It was summer 2020 and I was alone on my way back home from a short stay at the coast with family and friends. I often listen to podcasts while driving so what a perfect opportunity to listen to a new one by the author of a book I had been reading at the time: John Kim’s The Angry Therapist, a no BS guide to self-improvement.

I’ve been reading self-help / personal-growth books casually since I was in my teens for reasons I am unable to express eloquently. The podcast though … the podcast was intriguing because it offered a glimpse into a place I had been seeking for a long time. At the end they advertised their coaching training program and there was something about the idea of becoming a life coach that was incredibly appealing. Within 15 minutes of getting home after a 4-5 hour drive, I was signed-up to the program and ready to go. I felt completely in alignment for the first time in forever (there’ll be magic, there’ll be fun).

I’ve always wanted to directly help people in some capacity, I was just never quite sure how. Or if I was even ready to do so. There was part of me that wanted to impart wisdom but I didn’t really have any and what I did know I never really felt qualified to teach. Curious.

I used to think the idea of life coaching was pure BS. Though, I was coming from an ignorant perspective of what a life coach actually did. I thought it was about offering advice in whatever areas of life to … live better? To be happier? To gain more fulfillment in life? I don’t know, honestly it wasn’t clear and like a lot of things in life, I dismissed the concept for whatever reason before I knew much of what it was about.

The main thing I got wrong in my assumption was related to advice. Life coaching isn’t about advice giving AT ALL. So what IS coaching, then?

Life coaching is a partnership between a coach and a client that moves the client forward to become the best version of themself through the application of motivation, accountability, planning, troubleshooting and support. — Lumia Coaching

The primary role of a coach is to be a mirror for their clients and to shine light into the dark areas clients lack awareness or are unwilling to explore by themselves in order to aid their forward progress.

I believe people ultimately know what’s best for themselves. We all have to do our own thing and make our own mistakes to learn and grow. And we all have to learn when to ask for help and how to actually receive it.

I loved every part of the program — the content, the members of my cohorts, the instructors and my mentor coach in the signature program designed specifically for ICF accreditation. And I’m so proud to be an alumni of JRNI, now known as Lumia.

**Requirement 1**
In the life coaching essay, write out the stretch from "I’ve always wanted" through "it was about." again, substituting "knowledge" for "wisdom".
**Requirement 2**
Answer these questions from the life coaching essay.
(a) Which book was being read when the podcast was heard?
(b) How long was the drive home from the coast?
(c) What is JRNI now known as?

**Data provided**
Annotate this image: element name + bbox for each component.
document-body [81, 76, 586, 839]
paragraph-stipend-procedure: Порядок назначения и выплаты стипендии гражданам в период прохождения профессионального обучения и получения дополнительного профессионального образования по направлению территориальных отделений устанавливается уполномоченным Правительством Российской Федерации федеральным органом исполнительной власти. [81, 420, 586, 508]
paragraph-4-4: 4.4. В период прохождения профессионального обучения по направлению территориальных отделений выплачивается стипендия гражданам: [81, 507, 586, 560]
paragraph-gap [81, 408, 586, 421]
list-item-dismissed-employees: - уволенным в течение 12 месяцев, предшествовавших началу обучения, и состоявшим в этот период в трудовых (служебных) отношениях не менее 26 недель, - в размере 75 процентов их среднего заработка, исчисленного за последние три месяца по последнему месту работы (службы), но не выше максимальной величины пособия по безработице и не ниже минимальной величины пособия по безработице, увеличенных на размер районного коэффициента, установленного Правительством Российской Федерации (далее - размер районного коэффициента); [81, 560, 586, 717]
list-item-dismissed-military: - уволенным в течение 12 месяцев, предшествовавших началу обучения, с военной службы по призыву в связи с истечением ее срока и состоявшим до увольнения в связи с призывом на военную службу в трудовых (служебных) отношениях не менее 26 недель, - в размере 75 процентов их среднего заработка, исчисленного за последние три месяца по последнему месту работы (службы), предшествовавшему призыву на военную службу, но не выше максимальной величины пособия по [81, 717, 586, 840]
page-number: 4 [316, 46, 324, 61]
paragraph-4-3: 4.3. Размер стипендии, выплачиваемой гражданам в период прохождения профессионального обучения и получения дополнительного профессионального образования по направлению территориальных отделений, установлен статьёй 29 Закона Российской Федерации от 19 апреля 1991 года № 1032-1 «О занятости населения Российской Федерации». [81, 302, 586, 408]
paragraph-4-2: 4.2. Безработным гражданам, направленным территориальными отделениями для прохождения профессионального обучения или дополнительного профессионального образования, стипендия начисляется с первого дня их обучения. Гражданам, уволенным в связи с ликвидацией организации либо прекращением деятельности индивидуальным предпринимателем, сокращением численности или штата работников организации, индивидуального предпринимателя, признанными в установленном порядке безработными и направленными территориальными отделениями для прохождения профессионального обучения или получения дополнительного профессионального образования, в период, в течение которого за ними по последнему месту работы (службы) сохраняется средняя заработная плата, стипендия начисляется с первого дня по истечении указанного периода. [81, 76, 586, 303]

**Exercise result 1**
I’ve always wanted to directly help people in some capacity, I was just never quite sure how. Or if I was even ready to do so. There was part of me that wanted to impart knowledge but I didn’t really have any and what I did know I never really felt qualified to teach. Curious.

I used to think the idea of life coaching was pure BS. Though, I was coming from an ignorant perspective of what a life coach actually did. I thought it was about offering advice in whatever areas of life to … live better? To be happier? To gain more fulfillment in life? I don’t know, honestly it wasn’t clear and like a lot of things in life, I dismissed the concept for whatever reason before I knew much of what it was about.

**Exercise result 2**
(a) John Kim's The Angry Therapist.
(b) It was a 4-5 hour drive.
(c) Lumia.